TASK REQUIREMENTS
Return the entries below verbatim. Pictures stay out.

[Entries from a dataset]
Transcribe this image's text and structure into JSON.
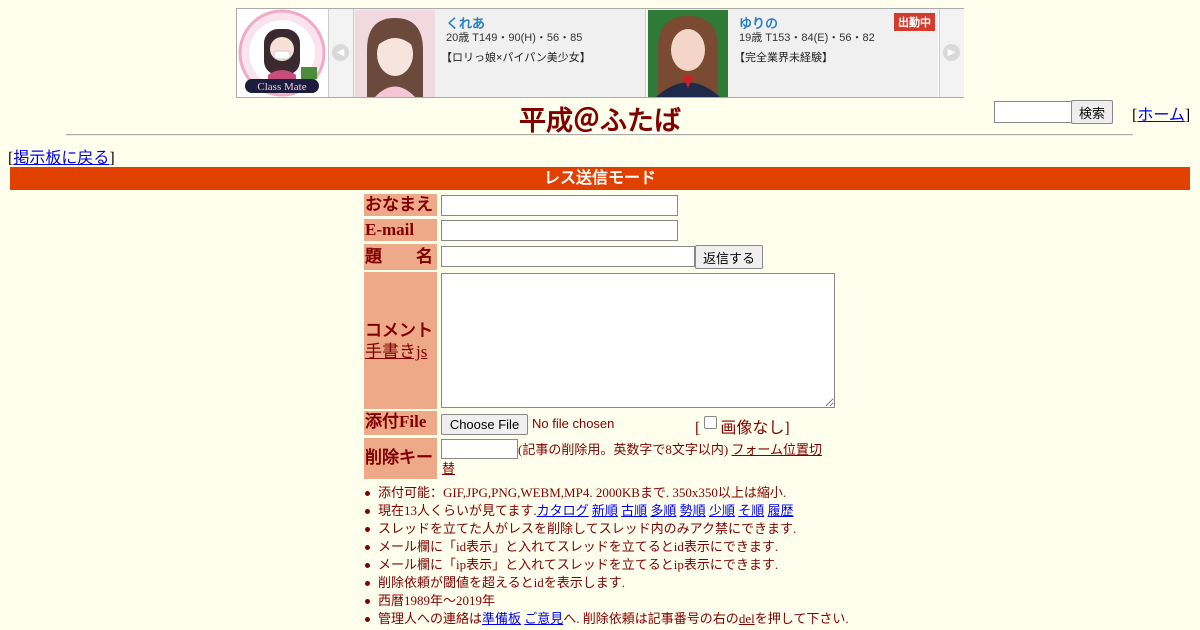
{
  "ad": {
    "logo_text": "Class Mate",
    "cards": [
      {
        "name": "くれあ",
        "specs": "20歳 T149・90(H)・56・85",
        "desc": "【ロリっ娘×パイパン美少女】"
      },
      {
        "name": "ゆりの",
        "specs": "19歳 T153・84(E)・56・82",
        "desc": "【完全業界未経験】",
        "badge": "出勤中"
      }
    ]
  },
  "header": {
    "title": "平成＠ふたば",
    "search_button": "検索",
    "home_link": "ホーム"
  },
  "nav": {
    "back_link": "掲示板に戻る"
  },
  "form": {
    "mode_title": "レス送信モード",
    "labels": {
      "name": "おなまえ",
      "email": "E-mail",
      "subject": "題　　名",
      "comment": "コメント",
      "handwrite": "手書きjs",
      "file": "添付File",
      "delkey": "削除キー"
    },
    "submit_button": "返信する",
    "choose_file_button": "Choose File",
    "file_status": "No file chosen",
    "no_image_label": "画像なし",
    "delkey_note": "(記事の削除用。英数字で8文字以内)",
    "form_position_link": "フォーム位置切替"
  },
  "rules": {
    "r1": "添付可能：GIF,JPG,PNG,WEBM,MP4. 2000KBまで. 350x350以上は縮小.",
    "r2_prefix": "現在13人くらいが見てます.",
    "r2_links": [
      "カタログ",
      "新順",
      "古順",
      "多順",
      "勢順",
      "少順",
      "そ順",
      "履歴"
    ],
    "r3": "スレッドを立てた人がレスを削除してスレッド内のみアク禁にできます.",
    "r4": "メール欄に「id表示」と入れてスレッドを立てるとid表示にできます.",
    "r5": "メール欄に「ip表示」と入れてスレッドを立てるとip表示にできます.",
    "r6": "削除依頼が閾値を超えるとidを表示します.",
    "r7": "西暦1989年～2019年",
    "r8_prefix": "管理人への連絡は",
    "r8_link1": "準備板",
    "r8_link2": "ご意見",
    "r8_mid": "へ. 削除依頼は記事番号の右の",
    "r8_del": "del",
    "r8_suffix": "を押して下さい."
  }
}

FINAL RESULT
Transcribe this image's text and structure into JSON.
{
  "ad": {
    "logo_text": "Class Mate",
    "cards": [
      {
        "name": "くれあ",
        "specs": "20歳 T149・90(H)・56・85",
        "desc": "【ロリっ娘×パイパン美少女】"
      },
      {
        "name": "ゆりの",
        "specs": "19歳 T153・84(E)・56・82",
        "desc": "【完全業界未経験】",
        "badge": "出勤中"
      }
    ]
  },
  "header": {
    "title": "平成＠ふたば",
    "search_button": "検索",
    "home_link": "ホーム"
  },
  "nav": {
    "back_link": "掲示板に戻る"
  },
  "form": {
    "mode_title": "レス送信モード",
    "labels": {
      "name": "おなまえ",
      "email": "E-mail",
      "subject": "題　　名",
      "comment": "コメント",
      "handwrite": "手書きjs",
      "file": "添付File",
      "delkey": "削除キー"
    },
    "submit_button": "返信する",
    "choose_file_button": "Choose File",
    "file_status": "No file chosen",
    "no_image_label": "画像なし",
    "delkey_note": "(記事の削除用。英数字で8文字以内)",
    "form_position_link": "フォーム位置切替"
  },
  "rules": {
    "r1": "添付可能：GIF,JPG,PNG,WEBM,MP4. 2000KBまで. 350x350以上は縮小.",
    "r2_prefix": "現在13人くらいが見てます.",
    "r2_links": [
      "カタログ",
      "新順",
      "古順",
      "多順",
      "勢順",
      "少順",
      "そ順",
      "履歴"
    ],
    "r3": "スレッドを立てた人がレスを削除してスレッド内のみアク禁にできます.",
    "r4": "メール欄に「id表示」と入れてスレッドを立てるとid表示にできます.",
    "r5": "メール欄に「ip表示」と入れてスレッドを立てるとip表示にできます.",
    "r6": "削除依頼が閾値を超えるとidを表示します.",
    "r7": "西暦1989年～2019年",
    "r8_prefix": "管理人への連絡は",
    "r8_link1": "準備板",
    "r8_link2": "ご意見",
    "r8_mid": "へ. 削除依頼は記事番号の右の",
    "r8_del": "del",
    "r8_suffix": "を押して下さい."
  }
}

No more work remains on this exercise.